# What you are asked to do:
Say how many lines of the listing below include "endoskopie". Write only that number.

# Supplied data:
--

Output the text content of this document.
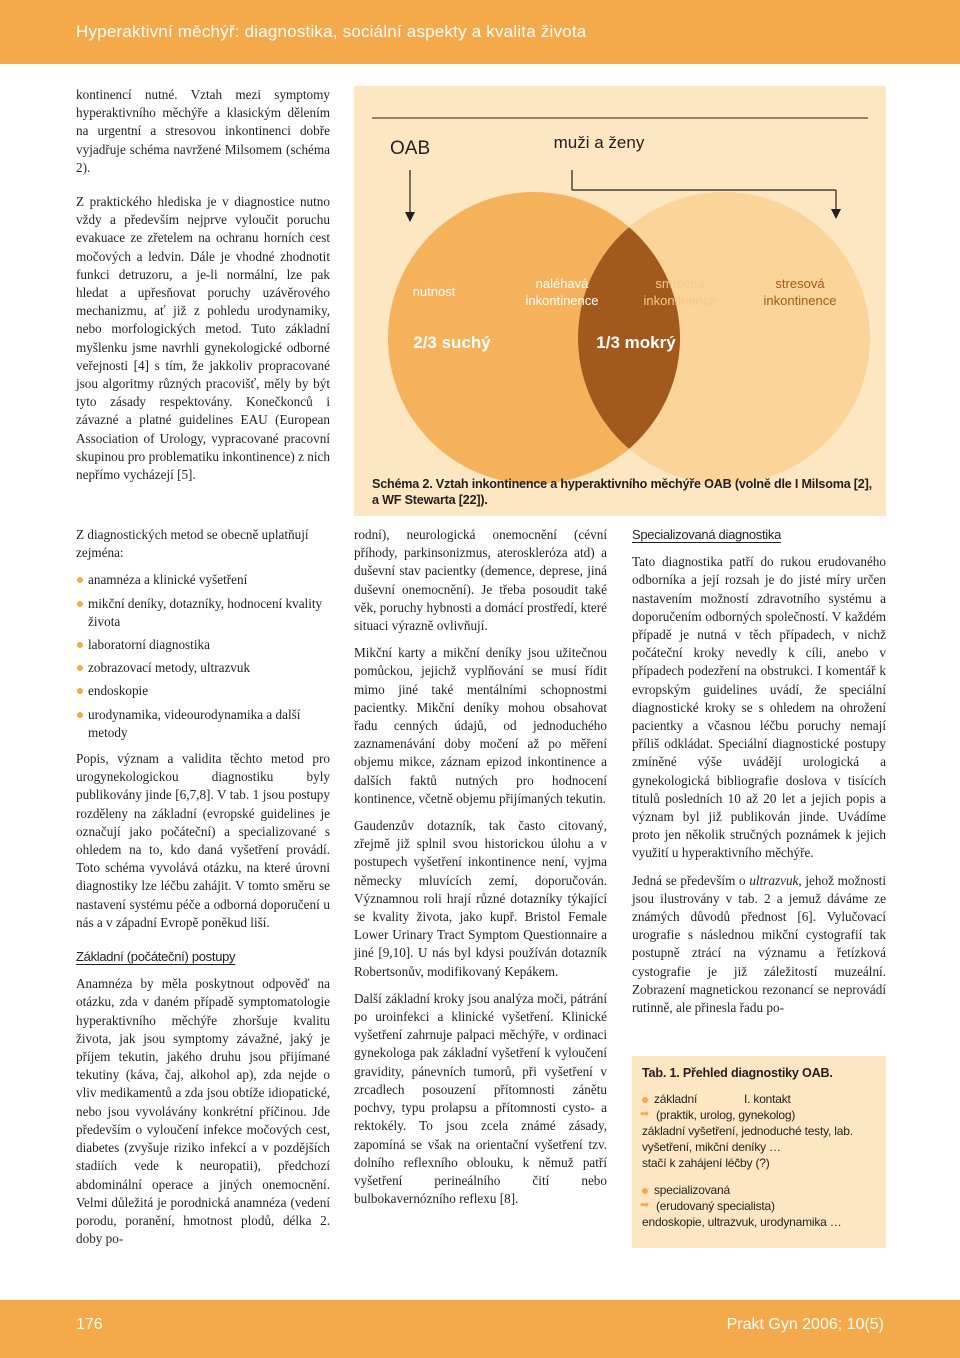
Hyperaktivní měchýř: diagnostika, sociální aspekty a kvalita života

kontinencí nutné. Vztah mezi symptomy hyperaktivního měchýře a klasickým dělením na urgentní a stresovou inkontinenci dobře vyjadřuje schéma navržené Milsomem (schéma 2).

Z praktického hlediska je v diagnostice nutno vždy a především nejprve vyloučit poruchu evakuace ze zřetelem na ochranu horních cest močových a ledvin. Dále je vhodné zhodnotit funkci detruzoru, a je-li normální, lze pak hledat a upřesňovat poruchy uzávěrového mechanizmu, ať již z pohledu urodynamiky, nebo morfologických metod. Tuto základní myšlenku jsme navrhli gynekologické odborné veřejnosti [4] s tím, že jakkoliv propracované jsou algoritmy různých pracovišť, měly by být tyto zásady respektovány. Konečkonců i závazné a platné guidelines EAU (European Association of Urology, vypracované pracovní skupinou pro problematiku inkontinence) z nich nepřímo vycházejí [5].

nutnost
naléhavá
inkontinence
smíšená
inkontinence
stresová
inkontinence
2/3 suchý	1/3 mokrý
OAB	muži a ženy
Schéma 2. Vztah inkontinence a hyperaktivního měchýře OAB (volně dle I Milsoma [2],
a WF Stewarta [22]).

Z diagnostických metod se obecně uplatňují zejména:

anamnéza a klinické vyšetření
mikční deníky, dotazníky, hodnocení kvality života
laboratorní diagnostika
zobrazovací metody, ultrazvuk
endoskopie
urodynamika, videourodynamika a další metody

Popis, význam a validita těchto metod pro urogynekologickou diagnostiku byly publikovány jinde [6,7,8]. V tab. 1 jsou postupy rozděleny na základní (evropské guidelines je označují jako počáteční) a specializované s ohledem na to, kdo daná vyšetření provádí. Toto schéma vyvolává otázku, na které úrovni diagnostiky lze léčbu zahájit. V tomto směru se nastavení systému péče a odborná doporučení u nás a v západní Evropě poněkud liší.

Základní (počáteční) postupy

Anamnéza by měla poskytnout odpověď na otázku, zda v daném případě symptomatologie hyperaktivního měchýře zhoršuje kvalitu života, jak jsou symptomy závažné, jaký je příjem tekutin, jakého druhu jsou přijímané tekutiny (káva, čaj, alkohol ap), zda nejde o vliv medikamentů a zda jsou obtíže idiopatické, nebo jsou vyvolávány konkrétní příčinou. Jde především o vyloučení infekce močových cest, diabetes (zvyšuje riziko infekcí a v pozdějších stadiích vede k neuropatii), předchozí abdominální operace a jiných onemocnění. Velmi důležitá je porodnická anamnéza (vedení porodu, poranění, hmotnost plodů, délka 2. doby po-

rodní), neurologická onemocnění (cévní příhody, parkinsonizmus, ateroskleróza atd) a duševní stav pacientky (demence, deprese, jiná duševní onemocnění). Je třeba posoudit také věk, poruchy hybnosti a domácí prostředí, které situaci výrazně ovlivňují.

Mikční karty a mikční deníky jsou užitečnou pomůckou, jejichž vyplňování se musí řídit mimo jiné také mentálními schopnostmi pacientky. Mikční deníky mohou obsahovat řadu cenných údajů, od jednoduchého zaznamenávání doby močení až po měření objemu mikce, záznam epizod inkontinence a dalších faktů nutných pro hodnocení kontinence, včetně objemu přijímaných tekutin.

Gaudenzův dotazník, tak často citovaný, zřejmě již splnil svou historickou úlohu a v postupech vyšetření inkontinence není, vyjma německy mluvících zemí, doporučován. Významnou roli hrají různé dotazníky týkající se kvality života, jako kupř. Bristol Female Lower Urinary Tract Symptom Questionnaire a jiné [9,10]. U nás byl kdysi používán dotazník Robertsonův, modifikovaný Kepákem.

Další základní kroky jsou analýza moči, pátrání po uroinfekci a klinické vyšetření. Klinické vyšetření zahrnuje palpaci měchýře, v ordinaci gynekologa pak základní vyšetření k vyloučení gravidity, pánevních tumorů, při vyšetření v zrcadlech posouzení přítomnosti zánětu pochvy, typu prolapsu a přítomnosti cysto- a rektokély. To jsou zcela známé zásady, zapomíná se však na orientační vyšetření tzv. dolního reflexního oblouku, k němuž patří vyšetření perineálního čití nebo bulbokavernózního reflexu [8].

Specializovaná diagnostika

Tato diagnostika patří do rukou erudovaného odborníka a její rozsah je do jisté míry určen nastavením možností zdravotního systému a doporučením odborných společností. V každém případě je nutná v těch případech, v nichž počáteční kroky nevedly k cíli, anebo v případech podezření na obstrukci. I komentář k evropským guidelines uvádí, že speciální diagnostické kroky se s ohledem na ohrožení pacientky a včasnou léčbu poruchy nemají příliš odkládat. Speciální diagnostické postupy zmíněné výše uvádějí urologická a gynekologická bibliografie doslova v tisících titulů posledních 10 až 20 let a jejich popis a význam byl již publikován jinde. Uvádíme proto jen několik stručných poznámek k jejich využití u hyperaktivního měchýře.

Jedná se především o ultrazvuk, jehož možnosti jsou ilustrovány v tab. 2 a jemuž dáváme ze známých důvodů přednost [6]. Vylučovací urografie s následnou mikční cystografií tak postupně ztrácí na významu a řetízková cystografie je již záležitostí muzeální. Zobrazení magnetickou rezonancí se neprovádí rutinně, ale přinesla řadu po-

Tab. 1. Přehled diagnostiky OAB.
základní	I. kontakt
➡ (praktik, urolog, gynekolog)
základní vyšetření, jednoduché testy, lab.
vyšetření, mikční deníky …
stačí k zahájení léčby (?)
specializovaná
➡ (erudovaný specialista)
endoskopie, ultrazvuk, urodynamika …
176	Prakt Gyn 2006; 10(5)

--

# Output for this exercise:
2